━━ MATERIAL PROVIDED ━━

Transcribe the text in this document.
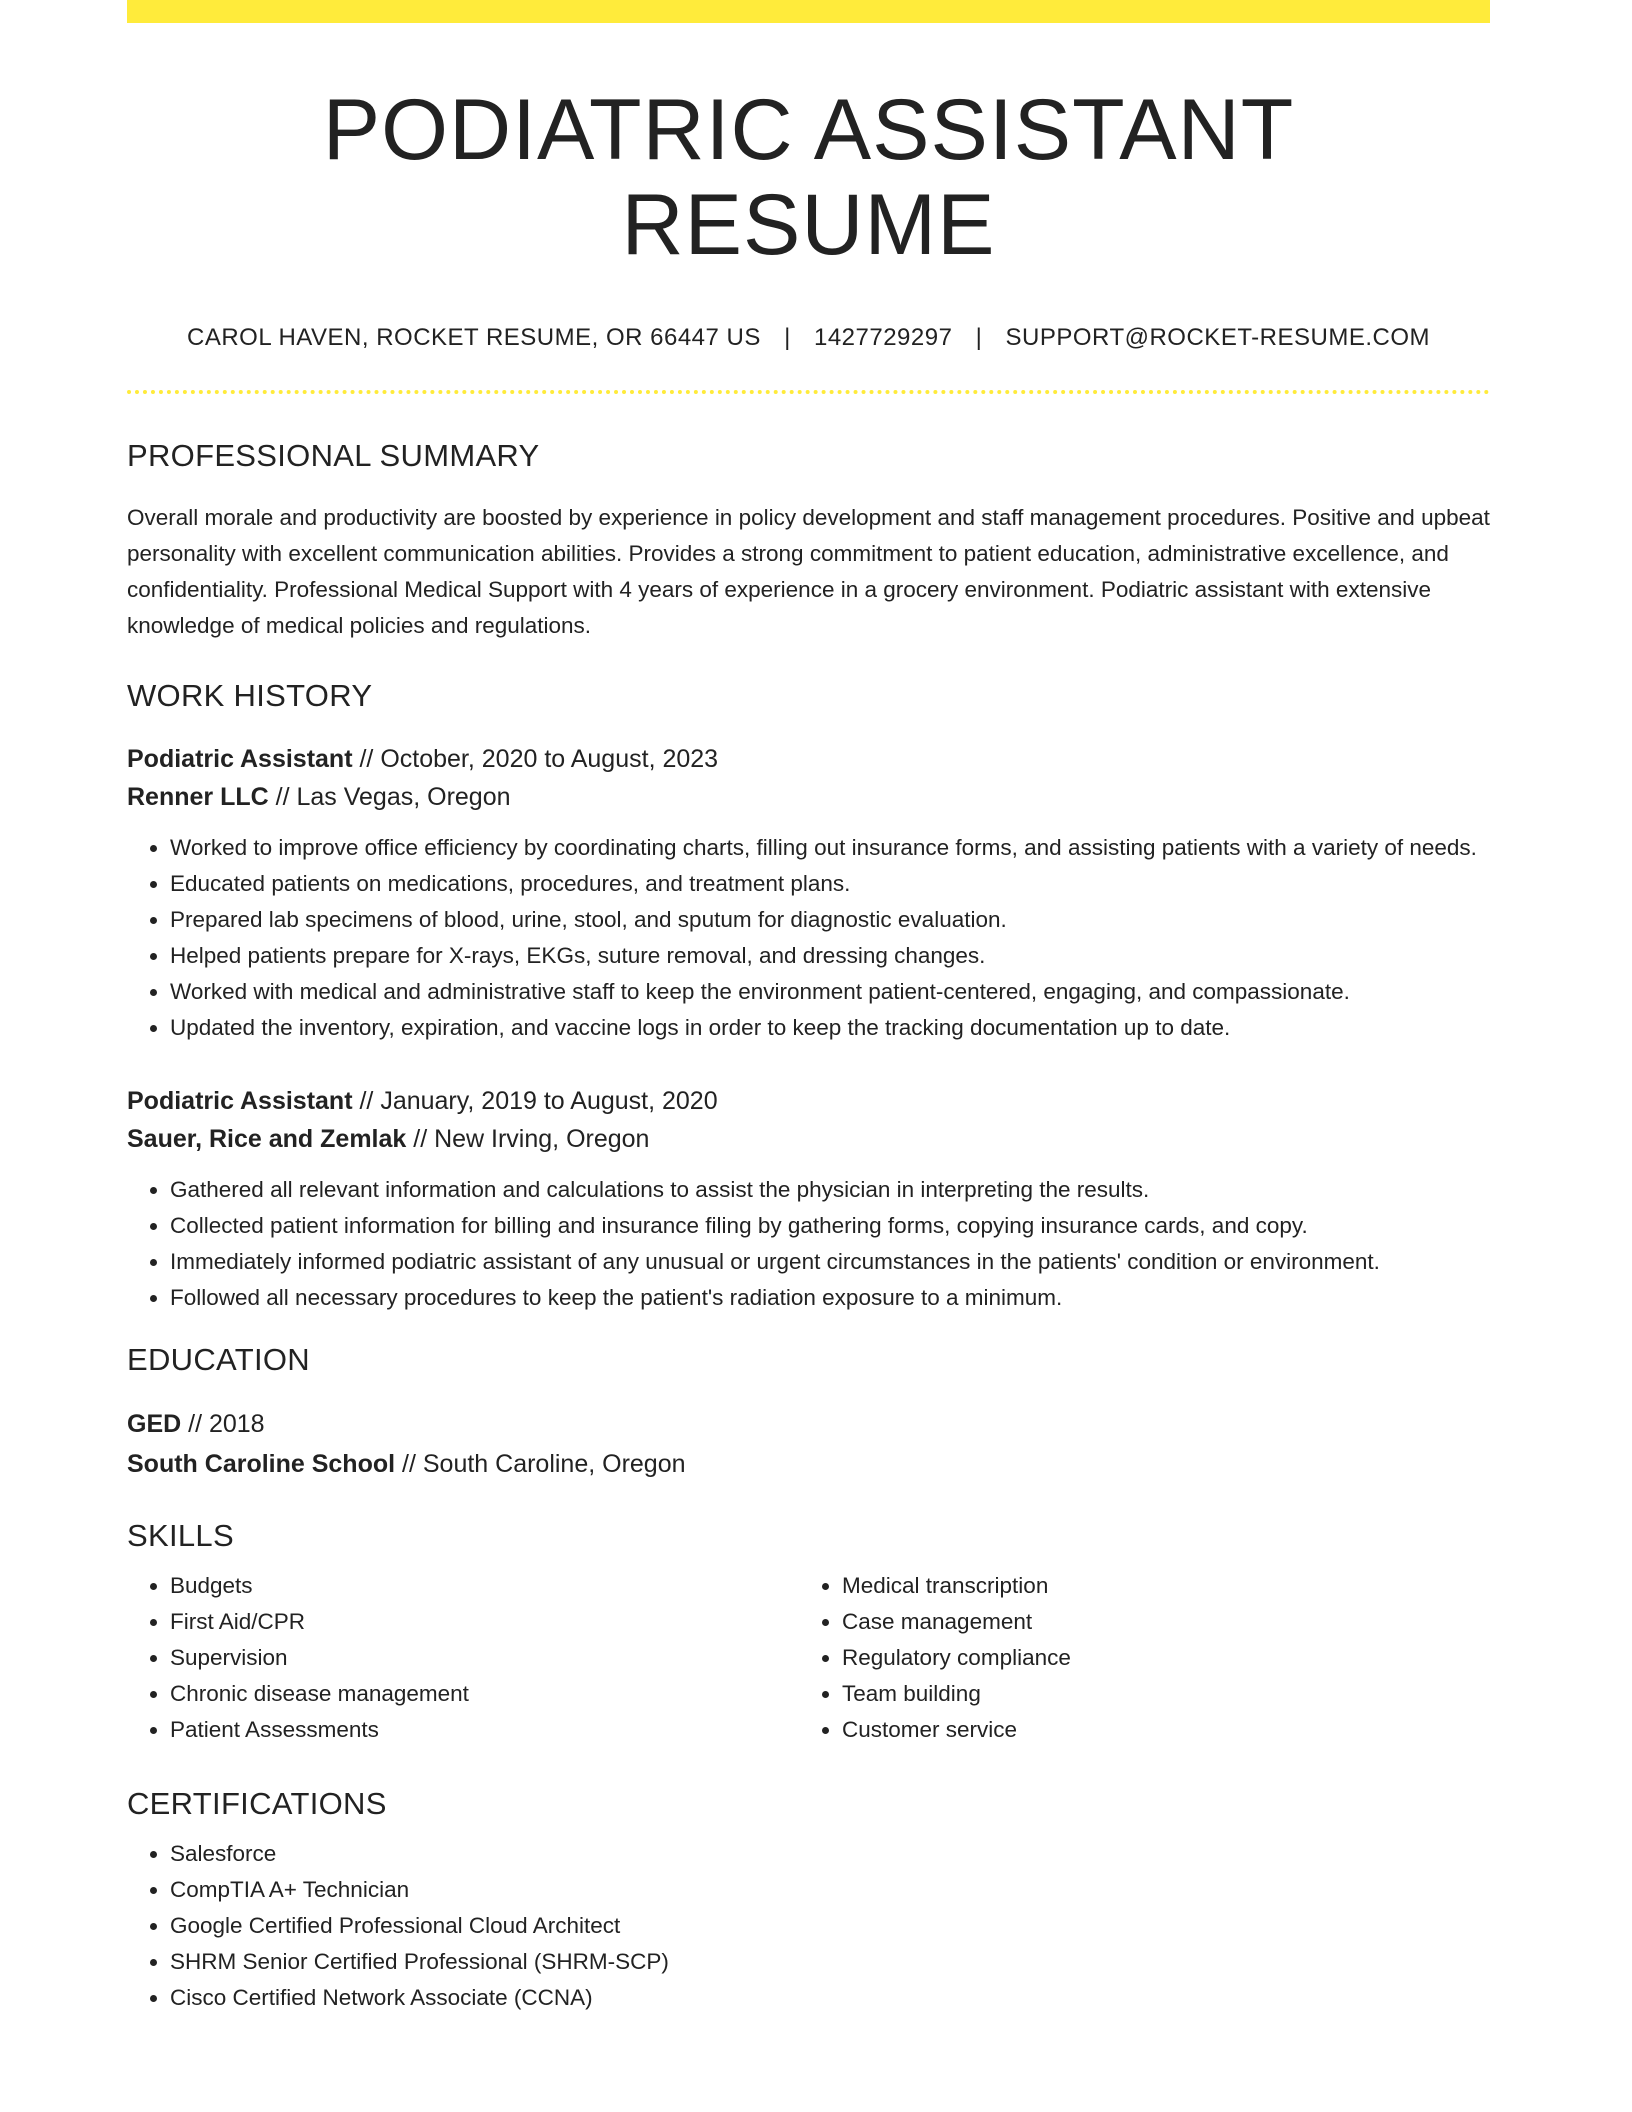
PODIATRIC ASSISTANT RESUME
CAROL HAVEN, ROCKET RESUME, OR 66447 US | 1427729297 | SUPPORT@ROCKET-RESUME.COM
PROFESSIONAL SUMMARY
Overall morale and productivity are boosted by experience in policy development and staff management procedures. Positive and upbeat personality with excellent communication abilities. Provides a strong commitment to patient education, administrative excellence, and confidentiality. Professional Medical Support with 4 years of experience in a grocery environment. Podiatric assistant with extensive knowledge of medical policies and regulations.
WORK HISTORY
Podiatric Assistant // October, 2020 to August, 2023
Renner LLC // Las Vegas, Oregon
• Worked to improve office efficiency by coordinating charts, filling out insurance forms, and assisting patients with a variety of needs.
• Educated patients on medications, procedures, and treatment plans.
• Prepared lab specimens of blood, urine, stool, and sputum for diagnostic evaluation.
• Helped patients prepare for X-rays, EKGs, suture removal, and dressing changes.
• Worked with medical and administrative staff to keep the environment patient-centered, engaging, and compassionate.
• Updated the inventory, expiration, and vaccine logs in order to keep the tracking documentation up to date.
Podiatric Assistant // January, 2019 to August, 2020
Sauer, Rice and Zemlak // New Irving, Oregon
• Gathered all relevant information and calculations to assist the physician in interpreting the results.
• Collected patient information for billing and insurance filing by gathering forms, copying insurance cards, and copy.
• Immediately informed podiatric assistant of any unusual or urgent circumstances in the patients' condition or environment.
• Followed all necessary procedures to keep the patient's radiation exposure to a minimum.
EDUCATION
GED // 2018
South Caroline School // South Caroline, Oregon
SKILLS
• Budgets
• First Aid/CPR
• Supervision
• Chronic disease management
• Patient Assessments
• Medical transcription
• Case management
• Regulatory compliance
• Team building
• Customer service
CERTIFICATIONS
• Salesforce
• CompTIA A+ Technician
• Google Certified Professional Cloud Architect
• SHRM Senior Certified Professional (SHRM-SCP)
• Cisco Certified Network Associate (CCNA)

━━━

◆ REQUIRED ACTION ◆
Where does the string "information" occur in the data above? Copy every line that holds it.

◆ OUTPUT ◆
• Gathered all relevant information and calculations to assist the physician in interpreting the results.
• Collected patient information for billing and insurance filing by gathering forms, copying insurance cards, and copy.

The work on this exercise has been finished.